• _EXERCISE GOAL_
Repeat the listing in full. Nothing may be added or left out.

• _EXTRACTED ENTRIES_
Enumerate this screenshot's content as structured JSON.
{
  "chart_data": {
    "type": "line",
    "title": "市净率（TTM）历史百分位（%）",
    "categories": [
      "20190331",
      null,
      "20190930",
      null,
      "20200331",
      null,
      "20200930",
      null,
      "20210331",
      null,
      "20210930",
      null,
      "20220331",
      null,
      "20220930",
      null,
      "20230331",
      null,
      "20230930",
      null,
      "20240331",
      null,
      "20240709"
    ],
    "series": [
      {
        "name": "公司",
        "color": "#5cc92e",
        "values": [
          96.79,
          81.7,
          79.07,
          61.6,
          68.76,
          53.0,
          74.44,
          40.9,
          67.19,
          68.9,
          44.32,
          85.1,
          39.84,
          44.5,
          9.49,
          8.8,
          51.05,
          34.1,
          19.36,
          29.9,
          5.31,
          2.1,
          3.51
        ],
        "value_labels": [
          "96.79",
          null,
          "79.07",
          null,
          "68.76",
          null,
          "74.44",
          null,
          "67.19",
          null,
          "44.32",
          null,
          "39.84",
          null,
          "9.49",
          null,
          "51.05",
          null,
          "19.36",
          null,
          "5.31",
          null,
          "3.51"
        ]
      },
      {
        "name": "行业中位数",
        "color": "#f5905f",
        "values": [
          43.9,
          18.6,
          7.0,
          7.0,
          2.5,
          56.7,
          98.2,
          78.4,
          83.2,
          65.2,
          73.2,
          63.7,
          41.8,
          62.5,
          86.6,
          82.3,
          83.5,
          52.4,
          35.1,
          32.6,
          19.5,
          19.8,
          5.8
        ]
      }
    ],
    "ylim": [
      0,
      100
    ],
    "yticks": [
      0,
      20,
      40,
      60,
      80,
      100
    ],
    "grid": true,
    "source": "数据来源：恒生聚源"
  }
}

• _WORKED SOLUTION_
Enumerate this screenshot's content as structured JSON.
{
  "chart_data": {
    "type": "line",
    "title": "市净率（TTM）历史百分位（%）",
    "categories": [
      "20190331",
      null,
      "20190930",
      null,
      "20200331",
      null,
      "20200930",
      null,
      "20210331",
      null,
      "20210930",
      null,
      "20220331",
      null,
      "20220930",
      null,
      "20230331",
      null,
      "20230930",
      null,
      "20240331",
      null,
      "20240709"
    ],
    "series": [
      {
        "name": "公司",
        "color": "#5cc92e",
        "values": [
          96.79,
          81.7,
          79.07,
          61.6,
          68.76,
          53.0,
          74.44,
          40.9,
          67.19,
          68.9,
          44.32,
          85.1,
          39.84,
          44.5,
          9.49,
          8.8,
          51.05,
          34.1,
          19.36,
          29.9,
          5.31,
          2.1,
          3.51
        ],
        "value_labels": [
          "96.79",
          null,
          "79.07",
          null,
          "68.76",
          null,
          "74.44",
          null,
          "67.19",
          null,
          "44.32",
          null,
          "39.84",
          null,
          "9.49",
          null,
          "51.05",
          null,
          "19.36",
          null,
          "5.31",
          null,
          "3.51"
        ]
      },
      {
        "name": "行业中位数",
        "color": "#f5905f",
        "values": [
          43.9,
          18.6,
          7.0,
          7.0,
          2.5,
          56.7,
          98.2,
          78.4,
          83.2,
          65.2,
          73.2,
          63.7,
          41.8,
          62.5,
          86.6,
          82.3,
          83.5,
          52.4,
          35.1,
          32.6,
          19.5,
          19.8,
          5.8
        ]
      }
    ],
    "ylim": [
      0,
      100
    ],
    "yticks": [
      0,
      20,
      40,
      60,
      80,
      100
    ],
    "grid": true,
    "source": "数据来源：恒生聚源"
  }
}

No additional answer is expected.